- Set tasks -
- a) In the antenna email, to what impedance must the inherent 300 ohms be brought down in a yagi without the described arrangement?
- b) In the antenna email, rewrite the part that begins with the words "Glenn, VA7UO" and ends with "better than I.", changing "homebrew" to "home-built".
- c) Go on with the antenna email from the point at which it stops.

- Text block -
[Begin]

A folded driven element is inherently 200/300 ohms, if you take the
Sinclair or Comprod antennas there is a 96 ohm transference within the
element when they talk about open dipole (feed point open) or closed dipole
as in the phasing. I made a 7 element yagi with a folded dipole driven
element from a 210-C1, designed the antenna around the driven element.
With a yagi, without this arrangement you have to take the inherent 300
ohms down to 53 ohms, hence the balun.
I did a LOT of work with similar antennas when I was with CNCP
Telecommunications and Unitel here in Canada.
Glenn, VA7UO
On Fri, Jun 28, 2019 at 5:47 PM jimlux <jimlux@earthlink.net> wrote:
> On 6/28/19 11:50 AM, David Gilbert wrote:
> >
> > I've never been much interested in VHF/UHF, but with the current level
> > of solar flux and the summer static I'm thinking of giving it a try
> > using homebrew antennas based upon DK7ZB designs. For 6m I'll probably
> > use a coaxial sleeve as a common mode choke (unless somebody can suggest
> > something better/simpler), but for 2m/70cm I'm planning to build a dual
> > band yagi with a common feedline and I'm not sure a sleeve would work. I
> > guess it might, since 1/4 wave and 3/4 wave (432/144 = 3.00) accomplish
> > pretty much the same thing, but I'd like some input from VHF/UHF hams
> > who would know better than I.

[End]

- Information given -
[Begin]

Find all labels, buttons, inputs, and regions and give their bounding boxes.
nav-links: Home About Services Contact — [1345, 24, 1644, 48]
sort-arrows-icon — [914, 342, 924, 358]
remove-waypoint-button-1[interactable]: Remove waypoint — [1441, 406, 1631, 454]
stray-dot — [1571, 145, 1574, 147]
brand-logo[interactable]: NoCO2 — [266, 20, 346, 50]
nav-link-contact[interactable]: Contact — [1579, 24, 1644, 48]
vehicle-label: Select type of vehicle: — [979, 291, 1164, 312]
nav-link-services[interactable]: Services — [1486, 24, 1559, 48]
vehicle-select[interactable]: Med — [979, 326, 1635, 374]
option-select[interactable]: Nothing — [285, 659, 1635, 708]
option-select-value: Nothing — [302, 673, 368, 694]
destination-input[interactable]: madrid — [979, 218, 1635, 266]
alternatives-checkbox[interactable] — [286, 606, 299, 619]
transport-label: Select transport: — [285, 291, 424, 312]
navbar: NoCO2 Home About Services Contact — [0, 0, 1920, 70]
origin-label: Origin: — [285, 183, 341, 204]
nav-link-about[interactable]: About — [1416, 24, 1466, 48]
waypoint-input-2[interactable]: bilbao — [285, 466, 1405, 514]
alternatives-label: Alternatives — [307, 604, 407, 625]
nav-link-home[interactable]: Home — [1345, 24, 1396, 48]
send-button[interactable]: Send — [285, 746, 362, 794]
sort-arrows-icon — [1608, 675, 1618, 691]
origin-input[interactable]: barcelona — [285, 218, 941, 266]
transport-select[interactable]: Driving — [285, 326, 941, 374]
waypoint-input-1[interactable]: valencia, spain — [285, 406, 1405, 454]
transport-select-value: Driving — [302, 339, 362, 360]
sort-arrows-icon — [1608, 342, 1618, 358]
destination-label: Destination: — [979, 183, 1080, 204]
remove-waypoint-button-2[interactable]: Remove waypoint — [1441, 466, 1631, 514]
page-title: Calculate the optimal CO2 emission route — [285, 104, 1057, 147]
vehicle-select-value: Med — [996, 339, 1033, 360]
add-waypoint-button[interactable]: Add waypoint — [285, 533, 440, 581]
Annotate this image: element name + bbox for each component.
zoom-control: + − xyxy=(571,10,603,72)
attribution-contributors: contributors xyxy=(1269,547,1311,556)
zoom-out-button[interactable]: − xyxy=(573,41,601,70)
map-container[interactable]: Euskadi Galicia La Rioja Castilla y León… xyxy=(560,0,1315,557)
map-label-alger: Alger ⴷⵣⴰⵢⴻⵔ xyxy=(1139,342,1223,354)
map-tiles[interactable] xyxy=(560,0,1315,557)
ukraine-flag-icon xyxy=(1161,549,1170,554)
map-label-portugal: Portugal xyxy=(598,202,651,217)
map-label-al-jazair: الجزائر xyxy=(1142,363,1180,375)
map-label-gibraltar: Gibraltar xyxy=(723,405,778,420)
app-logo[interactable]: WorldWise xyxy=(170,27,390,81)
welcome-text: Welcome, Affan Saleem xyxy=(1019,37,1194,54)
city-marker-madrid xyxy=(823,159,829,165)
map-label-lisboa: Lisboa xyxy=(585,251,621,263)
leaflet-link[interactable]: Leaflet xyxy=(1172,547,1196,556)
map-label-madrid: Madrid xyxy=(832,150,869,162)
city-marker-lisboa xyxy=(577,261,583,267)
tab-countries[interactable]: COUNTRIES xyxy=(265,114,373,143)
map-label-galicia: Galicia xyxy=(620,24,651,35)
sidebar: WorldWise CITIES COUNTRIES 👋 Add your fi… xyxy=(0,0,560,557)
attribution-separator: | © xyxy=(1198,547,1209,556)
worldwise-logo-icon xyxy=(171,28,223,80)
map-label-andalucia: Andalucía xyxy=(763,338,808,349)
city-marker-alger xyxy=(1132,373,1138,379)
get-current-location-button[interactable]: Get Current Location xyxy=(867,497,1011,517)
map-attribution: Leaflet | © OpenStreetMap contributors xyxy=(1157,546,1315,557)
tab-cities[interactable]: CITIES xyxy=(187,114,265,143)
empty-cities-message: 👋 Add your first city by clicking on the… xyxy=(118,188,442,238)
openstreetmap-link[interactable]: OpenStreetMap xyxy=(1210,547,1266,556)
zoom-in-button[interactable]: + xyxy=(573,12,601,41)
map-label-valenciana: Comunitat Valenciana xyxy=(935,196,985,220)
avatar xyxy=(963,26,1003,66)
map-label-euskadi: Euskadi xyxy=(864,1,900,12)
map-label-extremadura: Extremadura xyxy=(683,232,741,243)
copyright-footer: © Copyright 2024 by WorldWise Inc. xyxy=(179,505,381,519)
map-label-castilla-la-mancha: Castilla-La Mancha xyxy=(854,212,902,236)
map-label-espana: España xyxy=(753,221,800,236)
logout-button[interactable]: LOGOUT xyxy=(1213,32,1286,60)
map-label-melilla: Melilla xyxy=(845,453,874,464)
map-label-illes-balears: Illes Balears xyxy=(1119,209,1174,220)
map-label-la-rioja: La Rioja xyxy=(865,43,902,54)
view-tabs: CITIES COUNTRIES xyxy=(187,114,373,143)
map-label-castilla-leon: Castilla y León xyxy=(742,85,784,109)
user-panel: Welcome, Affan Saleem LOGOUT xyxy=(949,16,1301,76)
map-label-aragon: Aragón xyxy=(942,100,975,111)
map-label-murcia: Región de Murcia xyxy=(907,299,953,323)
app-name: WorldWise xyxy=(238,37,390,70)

[End]

- Answer set -
- a) 53 ohms

- b)
Glenn, VA7UO
On Fri, Jun 28, 2019 at 5:47 PM jimlux <jimlux@earthlink.net> wrote:
> On 6/28/19 11:50 AM, David Gilbert wrote:
> >
> > I've never been much interested in VHF/UHF, but with the current level
> > of solar flux and the summer static I'm thinking of giving it a try
> > using home-built antennas based upon DK7ZB designs. For 6m I'll probably
> > use a coaxial sleeve as a common mode choke (unless somebody can suggest
> > something better/simpler), but for 2m/70cm I'm planning to build a dual
> > band yagi with a common feedline and I'm not sure a sleeve would work. I
> > guess it might, since 1/4 wave and 3/4 wave (432/144 = 3.00) accomplish
> > pretty much the same thing, but I'd like some input from VHF/UHF hams
> > who would know better than I.

- c)
> >
> > And if a sleeve balun is indeed the way to go, what is the best way to
> > fabricate one at UHF? As W8JI points out, coax jackets aren't
> > necessarily a low loss dielectric at UHF.
> >
> > Thanks much for any suggestions.
> >
>
>
> A few ferrite beads/toroids of the appropriate material will suppress
> current on the outside of the coax, which is what you want.
>
> Use Jim's RFI cookbook, but rather than all those HF materials like #32,
> pick a material with good properties at VHF/UHF (and I'll bet those
> omnipresent ferrites used for EMI/EMC of computers are a likely choice).
>
>
> Those little 75:300 ohm transformers for TV use are another possibility,
> but it's a 2:1 turns ratio inside - so maybe if your driven element on
> your yagi is a folded dipole it would work. TV is 50MHz to 800 MHz, so
> covering 144 and 440 is easy.
>
> Most Yagis have low feedpoint impedances in their native state - a
> folded driven element might be a direct match to 50 ohms.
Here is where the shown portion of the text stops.